** begin Dataset records **
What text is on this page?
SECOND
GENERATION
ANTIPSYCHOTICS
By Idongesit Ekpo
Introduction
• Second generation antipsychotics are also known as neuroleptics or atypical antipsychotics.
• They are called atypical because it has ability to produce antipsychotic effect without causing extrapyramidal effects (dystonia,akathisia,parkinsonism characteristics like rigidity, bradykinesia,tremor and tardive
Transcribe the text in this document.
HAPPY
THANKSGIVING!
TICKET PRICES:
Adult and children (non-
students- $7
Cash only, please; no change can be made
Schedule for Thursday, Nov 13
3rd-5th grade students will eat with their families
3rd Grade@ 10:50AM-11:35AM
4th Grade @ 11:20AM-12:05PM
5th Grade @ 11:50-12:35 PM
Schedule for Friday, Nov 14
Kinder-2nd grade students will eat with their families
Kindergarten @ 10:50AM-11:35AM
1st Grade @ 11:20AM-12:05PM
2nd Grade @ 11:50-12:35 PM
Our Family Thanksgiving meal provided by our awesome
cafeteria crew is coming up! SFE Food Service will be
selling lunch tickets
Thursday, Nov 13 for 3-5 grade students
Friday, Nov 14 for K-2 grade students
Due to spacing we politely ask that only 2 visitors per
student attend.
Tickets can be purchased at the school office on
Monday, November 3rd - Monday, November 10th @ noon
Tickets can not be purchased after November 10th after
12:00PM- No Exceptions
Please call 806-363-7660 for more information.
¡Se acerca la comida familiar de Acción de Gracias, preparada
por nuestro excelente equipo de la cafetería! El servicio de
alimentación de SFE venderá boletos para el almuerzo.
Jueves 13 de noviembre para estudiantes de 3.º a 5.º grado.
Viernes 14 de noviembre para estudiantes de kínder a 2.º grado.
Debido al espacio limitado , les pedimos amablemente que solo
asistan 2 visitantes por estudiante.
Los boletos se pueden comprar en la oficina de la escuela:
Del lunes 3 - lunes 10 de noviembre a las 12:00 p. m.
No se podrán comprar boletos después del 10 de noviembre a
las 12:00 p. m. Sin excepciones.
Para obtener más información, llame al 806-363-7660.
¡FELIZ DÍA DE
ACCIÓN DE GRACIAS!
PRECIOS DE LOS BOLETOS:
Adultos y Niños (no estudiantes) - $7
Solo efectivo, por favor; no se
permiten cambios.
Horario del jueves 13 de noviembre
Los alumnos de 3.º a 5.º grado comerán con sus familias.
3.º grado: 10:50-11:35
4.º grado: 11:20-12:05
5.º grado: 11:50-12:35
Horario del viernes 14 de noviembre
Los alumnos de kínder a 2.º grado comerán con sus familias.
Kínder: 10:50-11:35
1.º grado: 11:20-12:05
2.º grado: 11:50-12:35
** end Dataset records **
** begin Dataset records **
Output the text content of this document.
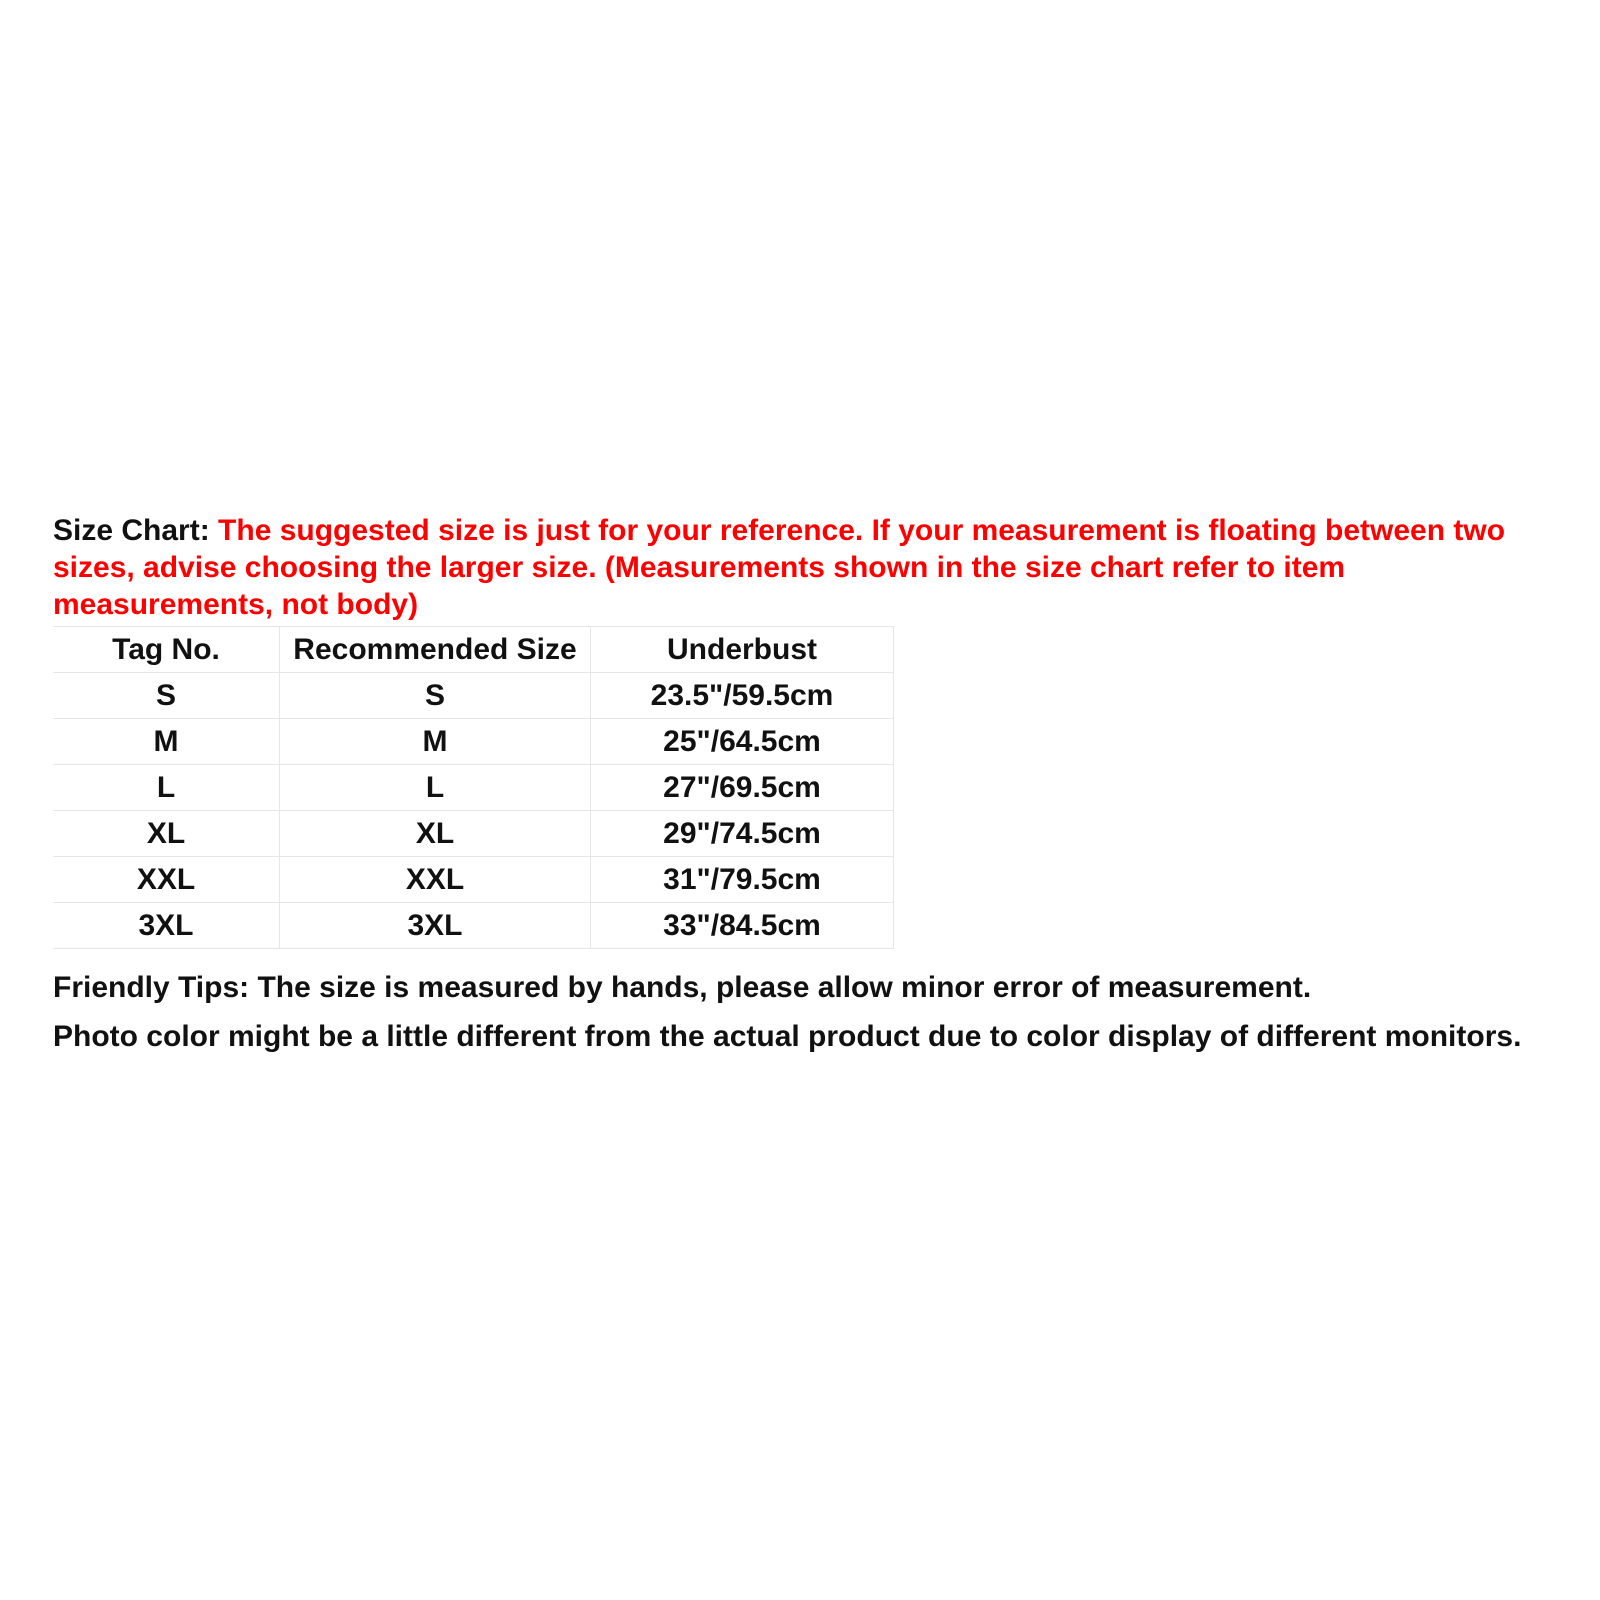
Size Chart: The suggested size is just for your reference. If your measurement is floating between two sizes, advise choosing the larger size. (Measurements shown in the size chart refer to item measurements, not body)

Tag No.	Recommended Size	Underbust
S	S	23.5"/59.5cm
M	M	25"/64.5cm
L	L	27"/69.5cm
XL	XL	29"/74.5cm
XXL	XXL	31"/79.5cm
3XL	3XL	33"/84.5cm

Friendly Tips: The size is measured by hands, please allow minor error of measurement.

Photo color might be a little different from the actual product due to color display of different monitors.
** end Dataset records **
** begin Dataset records **
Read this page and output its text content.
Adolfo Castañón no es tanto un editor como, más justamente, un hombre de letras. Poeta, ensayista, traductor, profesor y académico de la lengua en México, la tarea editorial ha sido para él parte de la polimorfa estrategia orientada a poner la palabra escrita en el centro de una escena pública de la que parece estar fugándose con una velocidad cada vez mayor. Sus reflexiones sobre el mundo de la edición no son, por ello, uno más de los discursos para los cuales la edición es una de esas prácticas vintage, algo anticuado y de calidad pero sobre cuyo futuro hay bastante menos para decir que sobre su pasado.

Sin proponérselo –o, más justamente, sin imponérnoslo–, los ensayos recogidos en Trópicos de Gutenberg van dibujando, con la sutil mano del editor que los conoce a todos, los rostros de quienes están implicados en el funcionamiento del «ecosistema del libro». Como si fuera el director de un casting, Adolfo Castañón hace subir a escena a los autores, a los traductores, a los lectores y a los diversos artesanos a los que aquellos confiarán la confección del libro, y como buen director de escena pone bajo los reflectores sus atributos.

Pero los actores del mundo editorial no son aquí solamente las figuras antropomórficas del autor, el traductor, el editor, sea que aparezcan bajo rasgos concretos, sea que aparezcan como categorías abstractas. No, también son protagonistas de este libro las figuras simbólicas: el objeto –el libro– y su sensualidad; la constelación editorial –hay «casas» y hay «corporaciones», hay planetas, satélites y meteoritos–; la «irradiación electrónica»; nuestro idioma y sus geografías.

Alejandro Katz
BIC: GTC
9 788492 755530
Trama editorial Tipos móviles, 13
** end Dataset records **
→ **Task details**
Copy every line that contains the string "escena".

→ **Full output**
Adolfo Castañón no es tanto un editor como, más justamente, un hombre de letras. Poeta, ensayista, traductor, profesor y académico de la lengua en México, la tarea editorial ha sido para él parte de la polimorfa estrategia orientada a poner la palabra escrita en el centro de una escena pública de la que parece estar fugándose con una velocidad cada vez mayor. Sus reflexiones sobre el mundo de la edición no son, por ello, uno más de los discursos para los cuales la edición es una de esas prácticas vintage, algo anticuado y de calidad pero sobre cuyo futuro hay bastante menos para decir que sobre su pasado.
Sin proponérselo –o, más justamente, sin imponérnoslo–, los ensayos recogidos en Trópicos de Gutenberg van dibujando, con la sutil mano del editor que los conoce a todos, los rostros de quienes están implicados en el funcionamiento del «ecosistema del libro». Como si fuera el director de un casting, Adolfo Castañón hace subir a escena a los autores, a los traductores, a los lectores y a los diversos artesanos a los que aquellos confiarán la confección del libro, y como buen director de escena pone bajo los reflectores sus atributos.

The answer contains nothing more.